--- start Dataset excerpts ---
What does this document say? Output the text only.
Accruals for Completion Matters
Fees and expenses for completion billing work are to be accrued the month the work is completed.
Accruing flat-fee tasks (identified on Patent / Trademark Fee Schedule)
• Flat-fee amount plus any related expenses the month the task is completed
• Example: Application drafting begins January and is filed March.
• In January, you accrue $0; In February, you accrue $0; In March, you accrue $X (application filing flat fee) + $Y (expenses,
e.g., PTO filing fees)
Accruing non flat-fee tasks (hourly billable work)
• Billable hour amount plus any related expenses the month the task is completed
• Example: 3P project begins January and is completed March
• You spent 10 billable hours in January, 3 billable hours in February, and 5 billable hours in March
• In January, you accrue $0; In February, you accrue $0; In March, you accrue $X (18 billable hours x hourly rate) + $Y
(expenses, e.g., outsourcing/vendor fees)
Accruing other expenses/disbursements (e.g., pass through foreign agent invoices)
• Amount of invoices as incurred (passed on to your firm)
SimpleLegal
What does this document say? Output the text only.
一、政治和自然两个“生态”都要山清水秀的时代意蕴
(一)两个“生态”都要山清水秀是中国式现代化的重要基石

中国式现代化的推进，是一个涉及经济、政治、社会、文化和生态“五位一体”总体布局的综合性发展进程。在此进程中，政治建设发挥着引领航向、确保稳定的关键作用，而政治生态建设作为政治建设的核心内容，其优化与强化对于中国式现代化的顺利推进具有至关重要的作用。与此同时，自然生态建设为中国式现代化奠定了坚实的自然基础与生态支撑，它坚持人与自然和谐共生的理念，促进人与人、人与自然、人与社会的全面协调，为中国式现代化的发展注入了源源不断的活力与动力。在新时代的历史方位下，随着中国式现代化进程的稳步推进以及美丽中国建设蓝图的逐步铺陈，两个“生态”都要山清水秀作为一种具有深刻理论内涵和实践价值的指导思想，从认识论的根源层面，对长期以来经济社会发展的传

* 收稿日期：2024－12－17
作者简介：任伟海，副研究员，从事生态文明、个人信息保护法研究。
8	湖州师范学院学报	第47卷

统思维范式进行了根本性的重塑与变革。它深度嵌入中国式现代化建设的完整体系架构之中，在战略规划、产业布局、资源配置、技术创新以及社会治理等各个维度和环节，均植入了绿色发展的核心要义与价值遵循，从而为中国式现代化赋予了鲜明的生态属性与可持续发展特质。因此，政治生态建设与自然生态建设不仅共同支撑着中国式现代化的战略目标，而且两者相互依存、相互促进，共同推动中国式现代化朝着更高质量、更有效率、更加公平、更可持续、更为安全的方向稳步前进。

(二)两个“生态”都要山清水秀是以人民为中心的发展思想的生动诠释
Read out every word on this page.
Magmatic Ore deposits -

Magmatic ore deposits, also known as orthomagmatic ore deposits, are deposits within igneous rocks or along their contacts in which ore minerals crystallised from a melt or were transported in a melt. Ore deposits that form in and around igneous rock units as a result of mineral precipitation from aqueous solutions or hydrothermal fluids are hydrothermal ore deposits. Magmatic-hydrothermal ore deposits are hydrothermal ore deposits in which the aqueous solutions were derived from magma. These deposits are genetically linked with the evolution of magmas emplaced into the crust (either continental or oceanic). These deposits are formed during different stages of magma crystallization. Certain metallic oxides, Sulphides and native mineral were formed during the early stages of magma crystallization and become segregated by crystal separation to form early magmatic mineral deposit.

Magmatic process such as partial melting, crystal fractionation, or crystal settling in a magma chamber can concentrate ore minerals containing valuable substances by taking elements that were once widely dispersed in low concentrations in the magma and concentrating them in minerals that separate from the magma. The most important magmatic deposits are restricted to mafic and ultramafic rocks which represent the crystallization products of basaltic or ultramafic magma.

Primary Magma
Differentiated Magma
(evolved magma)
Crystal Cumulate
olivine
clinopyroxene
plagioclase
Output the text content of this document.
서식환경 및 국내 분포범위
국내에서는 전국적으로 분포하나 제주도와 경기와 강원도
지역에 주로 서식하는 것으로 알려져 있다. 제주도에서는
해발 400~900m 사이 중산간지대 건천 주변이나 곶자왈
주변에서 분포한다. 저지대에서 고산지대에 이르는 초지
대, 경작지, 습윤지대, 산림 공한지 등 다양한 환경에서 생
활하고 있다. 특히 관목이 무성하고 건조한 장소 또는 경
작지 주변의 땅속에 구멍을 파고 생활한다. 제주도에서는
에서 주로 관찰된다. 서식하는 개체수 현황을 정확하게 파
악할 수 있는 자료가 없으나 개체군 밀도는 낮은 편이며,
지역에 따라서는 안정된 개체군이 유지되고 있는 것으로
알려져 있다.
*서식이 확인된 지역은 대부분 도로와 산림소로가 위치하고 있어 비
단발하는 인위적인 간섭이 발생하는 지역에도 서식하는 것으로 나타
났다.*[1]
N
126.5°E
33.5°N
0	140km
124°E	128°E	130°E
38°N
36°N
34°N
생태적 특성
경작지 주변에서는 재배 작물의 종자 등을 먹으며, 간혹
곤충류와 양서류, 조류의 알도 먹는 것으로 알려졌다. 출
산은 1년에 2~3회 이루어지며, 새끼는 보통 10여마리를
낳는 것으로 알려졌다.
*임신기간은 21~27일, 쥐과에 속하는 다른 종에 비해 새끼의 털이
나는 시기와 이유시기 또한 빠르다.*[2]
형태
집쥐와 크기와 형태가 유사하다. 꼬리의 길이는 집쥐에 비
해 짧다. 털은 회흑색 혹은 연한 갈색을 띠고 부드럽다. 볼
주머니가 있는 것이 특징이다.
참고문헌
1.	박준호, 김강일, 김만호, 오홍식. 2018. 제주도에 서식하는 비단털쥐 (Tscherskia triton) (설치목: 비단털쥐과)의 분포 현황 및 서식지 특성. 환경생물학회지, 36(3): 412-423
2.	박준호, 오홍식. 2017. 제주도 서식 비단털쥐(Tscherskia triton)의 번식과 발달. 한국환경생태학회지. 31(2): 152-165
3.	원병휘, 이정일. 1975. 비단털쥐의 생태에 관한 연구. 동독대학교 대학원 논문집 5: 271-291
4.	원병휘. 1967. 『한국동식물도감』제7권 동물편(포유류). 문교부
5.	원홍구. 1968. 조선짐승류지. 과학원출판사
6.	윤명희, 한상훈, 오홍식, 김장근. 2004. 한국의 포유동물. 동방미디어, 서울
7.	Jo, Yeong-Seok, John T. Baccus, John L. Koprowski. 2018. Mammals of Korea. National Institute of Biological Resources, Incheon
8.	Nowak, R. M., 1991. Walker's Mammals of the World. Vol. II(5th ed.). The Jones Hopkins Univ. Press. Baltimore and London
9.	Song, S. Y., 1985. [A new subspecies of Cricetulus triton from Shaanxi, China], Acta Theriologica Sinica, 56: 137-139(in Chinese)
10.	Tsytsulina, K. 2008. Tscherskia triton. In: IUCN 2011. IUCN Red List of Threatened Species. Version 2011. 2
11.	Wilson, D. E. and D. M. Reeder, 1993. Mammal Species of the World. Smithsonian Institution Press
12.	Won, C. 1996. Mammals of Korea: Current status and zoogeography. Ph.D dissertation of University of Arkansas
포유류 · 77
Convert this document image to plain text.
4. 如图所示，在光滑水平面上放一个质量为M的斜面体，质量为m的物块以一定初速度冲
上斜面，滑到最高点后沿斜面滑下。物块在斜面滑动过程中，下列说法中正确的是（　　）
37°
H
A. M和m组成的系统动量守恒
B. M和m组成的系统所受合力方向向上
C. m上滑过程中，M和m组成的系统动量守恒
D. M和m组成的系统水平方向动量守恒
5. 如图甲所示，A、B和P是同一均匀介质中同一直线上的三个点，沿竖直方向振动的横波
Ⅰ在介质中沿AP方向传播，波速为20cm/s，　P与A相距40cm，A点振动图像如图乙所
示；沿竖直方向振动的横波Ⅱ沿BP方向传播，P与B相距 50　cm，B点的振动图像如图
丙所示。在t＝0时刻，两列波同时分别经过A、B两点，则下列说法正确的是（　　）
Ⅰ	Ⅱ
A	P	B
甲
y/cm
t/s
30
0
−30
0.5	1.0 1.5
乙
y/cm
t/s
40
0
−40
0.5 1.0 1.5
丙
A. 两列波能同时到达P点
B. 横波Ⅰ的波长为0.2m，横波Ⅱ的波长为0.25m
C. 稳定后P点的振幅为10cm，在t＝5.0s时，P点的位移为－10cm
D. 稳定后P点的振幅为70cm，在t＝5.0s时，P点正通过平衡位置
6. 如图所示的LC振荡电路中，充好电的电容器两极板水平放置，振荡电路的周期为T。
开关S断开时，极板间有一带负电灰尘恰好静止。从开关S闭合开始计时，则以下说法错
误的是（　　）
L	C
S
--- end Dataset excerpts ---
**Task prompt**. Using the records above, gather all lines where the string "plus" is present.

**Answer to the task**.
• Flat-fee amount plus any related expenses the month the task is completed
• Billable hour amount plus any related expenses the month the task is completed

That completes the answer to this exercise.